**DATA ENTRIES:**
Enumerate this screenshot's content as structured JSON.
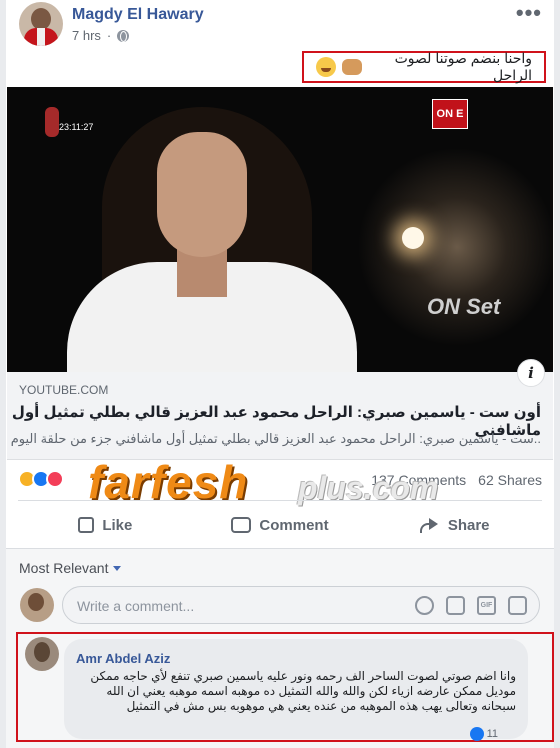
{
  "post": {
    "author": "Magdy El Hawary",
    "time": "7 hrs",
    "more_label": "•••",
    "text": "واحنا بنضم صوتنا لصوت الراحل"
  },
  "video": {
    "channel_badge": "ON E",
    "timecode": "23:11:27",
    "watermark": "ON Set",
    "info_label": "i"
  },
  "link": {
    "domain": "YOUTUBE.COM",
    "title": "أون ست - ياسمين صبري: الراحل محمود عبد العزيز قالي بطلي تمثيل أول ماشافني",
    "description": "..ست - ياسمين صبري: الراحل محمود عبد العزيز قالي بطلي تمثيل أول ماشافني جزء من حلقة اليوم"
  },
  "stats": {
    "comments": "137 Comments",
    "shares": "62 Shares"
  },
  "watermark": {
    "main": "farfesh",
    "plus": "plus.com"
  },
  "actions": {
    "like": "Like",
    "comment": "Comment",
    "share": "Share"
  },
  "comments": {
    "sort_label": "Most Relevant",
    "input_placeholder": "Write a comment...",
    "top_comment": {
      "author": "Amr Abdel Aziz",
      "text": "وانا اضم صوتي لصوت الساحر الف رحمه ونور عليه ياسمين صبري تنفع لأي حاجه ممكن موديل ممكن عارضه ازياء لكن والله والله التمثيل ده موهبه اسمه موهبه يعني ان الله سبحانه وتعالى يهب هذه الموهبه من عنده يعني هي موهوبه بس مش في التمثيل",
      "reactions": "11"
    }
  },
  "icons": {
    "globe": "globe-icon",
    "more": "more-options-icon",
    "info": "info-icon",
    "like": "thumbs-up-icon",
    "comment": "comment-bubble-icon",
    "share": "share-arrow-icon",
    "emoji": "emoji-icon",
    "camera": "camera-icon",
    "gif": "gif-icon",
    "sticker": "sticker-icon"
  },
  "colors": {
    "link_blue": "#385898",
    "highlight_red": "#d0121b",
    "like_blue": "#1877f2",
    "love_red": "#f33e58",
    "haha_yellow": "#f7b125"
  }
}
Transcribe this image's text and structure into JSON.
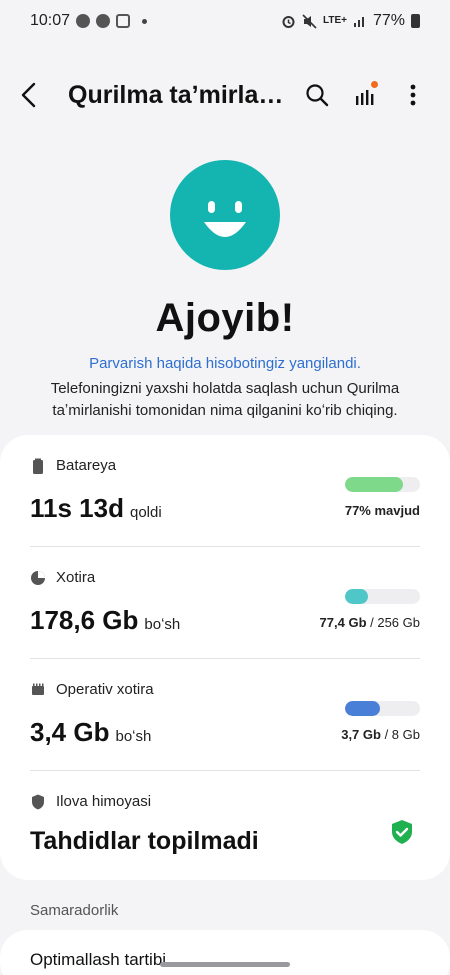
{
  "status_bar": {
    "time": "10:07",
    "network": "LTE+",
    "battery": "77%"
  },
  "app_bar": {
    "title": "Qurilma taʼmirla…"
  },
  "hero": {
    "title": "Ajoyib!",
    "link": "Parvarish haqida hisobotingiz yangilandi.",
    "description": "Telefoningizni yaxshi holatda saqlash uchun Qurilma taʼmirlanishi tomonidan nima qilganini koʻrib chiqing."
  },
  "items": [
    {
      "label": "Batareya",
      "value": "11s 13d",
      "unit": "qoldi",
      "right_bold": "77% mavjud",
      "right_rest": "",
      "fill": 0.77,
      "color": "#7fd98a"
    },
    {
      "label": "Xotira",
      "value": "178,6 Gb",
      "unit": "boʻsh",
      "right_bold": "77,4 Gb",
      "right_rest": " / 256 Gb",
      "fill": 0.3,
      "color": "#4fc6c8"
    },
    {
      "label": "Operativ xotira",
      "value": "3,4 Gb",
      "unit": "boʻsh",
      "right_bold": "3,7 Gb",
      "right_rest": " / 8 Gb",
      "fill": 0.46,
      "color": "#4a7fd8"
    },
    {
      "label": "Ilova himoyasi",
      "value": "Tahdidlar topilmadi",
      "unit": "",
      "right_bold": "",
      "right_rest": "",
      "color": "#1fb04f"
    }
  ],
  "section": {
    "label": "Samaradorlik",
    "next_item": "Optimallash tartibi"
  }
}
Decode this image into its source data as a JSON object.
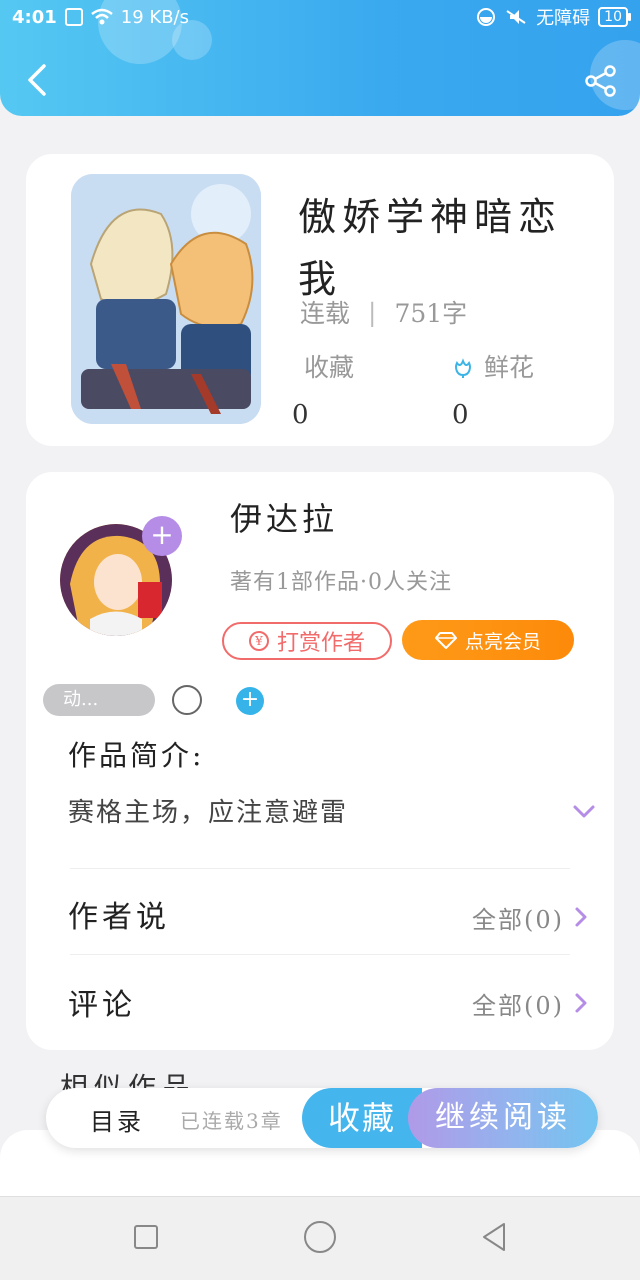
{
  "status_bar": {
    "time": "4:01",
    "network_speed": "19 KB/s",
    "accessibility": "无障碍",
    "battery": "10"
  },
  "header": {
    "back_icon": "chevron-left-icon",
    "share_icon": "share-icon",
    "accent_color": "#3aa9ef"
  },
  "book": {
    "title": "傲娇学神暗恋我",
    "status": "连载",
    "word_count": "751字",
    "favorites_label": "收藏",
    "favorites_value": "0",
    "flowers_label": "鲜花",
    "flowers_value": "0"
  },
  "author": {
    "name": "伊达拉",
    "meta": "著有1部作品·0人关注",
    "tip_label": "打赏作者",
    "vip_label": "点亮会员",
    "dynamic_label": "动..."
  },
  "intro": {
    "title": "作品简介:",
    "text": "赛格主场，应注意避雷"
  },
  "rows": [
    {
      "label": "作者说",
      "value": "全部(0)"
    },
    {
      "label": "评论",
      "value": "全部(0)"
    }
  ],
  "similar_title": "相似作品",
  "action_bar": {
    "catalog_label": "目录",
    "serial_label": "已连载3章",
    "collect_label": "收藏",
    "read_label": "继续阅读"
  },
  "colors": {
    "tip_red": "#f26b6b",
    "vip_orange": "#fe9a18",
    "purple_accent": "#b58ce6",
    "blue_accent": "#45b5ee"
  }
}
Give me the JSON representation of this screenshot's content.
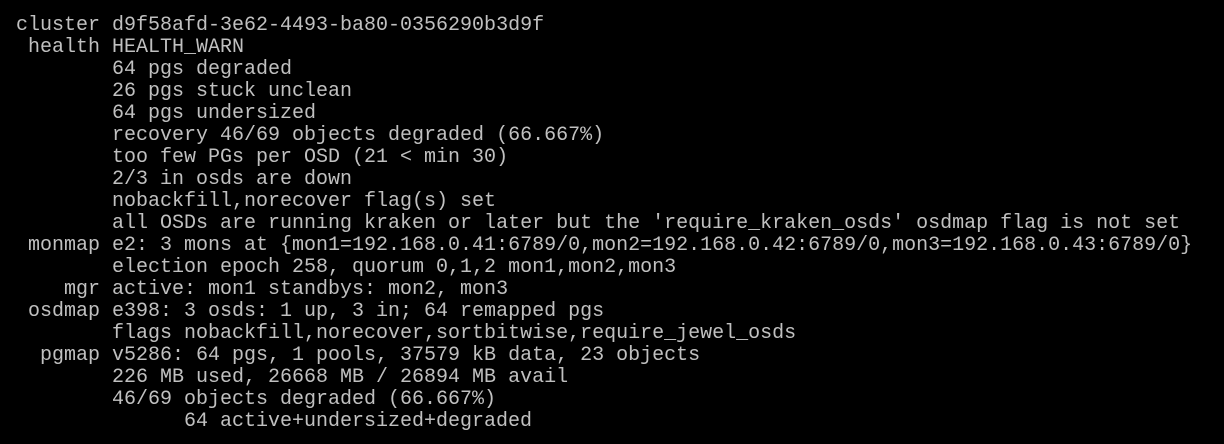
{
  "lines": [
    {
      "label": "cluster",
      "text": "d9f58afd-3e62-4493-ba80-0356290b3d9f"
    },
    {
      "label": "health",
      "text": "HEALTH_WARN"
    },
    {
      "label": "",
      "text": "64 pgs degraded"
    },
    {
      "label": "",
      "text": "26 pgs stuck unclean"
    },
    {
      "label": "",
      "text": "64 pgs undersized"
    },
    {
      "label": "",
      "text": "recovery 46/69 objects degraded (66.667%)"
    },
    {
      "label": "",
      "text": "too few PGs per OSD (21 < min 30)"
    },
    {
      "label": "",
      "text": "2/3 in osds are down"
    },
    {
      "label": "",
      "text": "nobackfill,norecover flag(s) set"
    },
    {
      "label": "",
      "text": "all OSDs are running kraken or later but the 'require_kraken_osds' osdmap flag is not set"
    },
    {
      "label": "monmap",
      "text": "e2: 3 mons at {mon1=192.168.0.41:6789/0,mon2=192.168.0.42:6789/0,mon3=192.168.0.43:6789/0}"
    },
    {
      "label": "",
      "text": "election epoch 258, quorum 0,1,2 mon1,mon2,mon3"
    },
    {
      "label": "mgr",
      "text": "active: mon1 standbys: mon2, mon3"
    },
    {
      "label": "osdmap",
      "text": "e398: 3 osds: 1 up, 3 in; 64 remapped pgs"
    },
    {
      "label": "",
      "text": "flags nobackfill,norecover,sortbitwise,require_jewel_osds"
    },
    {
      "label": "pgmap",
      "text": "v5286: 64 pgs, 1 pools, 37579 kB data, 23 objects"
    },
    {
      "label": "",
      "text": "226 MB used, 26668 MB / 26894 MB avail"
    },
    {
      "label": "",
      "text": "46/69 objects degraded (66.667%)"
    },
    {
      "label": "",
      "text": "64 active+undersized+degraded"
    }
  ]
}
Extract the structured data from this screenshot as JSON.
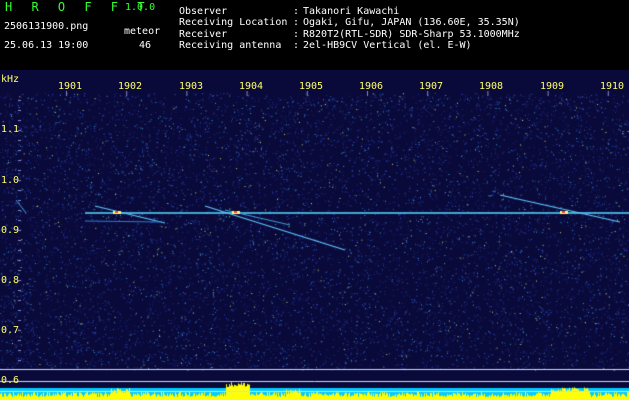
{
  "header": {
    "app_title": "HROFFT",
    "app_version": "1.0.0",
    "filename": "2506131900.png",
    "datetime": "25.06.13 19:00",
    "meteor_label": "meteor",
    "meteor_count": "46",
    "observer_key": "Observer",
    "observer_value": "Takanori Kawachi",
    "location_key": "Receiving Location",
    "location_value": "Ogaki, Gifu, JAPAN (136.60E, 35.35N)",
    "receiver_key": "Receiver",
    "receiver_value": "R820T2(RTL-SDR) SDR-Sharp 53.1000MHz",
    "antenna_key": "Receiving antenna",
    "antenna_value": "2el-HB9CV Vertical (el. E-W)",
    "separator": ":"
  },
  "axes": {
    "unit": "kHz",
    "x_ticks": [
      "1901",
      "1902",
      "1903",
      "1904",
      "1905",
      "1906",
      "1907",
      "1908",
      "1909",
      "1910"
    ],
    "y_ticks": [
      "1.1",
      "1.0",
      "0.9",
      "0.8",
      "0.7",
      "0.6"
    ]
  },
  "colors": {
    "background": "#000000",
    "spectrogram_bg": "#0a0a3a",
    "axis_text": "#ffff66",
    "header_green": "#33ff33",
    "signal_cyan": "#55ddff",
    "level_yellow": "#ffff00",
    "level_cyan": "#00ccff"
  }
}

**TASK GOAL:** Reproduce, word for word, every line from the one that contains "Extract the structured" to the end of the data, including both ends; omit all pictures.

**CORRECT ANSWER:**
Extract the structured data from this screenshot as JSON.
{
  "header": {
    "app_title": "HROFFT",
    "app_version": "1.0.0",
    "filename": "2506131900.png",
    "datetime": "25.06.13 19:00",
    "meteor_label": "meteor",
    "meteor_count": "46",
    "observer_key": "Observer",
    "observer_value": "Takanori Kawachi",
    "location_key": "Receiving Location",
    "location_value": "Ogaki, Gifu, JAPAN (136.60E, 35.35N)",
    "receiver_key": "Receiver",
    "receiver_value": "R820T2(RTL-SDR) SDR-Sharp 53.1000MHz",
    "antenna_key": "Receiving antenna",
    "antenna_value": "2el-HB9CV Vertical (el. E-W)",
    "separator": ":"
  },
  "axes": {
    "unit": "kHz",
    "x_ticks": [
      "1901",
      "1902",
      "1903",
      "1904",
      "1905",
      "1906",
      "1907",
      "1908",
      "1909",
      "1910"
    ],
    "y_ticks": [
      "1.1",
      "1.0",
      "0.9",
      "0.8",
      "0.7",
      "0.6"
    ]
  },
  "colors": {
    "background": "#000000",
    "spectrogram_bg": "#0a0a3a",
    "axis_text": "#ffff66",
    "header_green": "#33ff33",
    "signal_cyan": "#55ddff",
    "level_yellow": "#ffff00",
    "level_cyan": "#00ccff"
  }
}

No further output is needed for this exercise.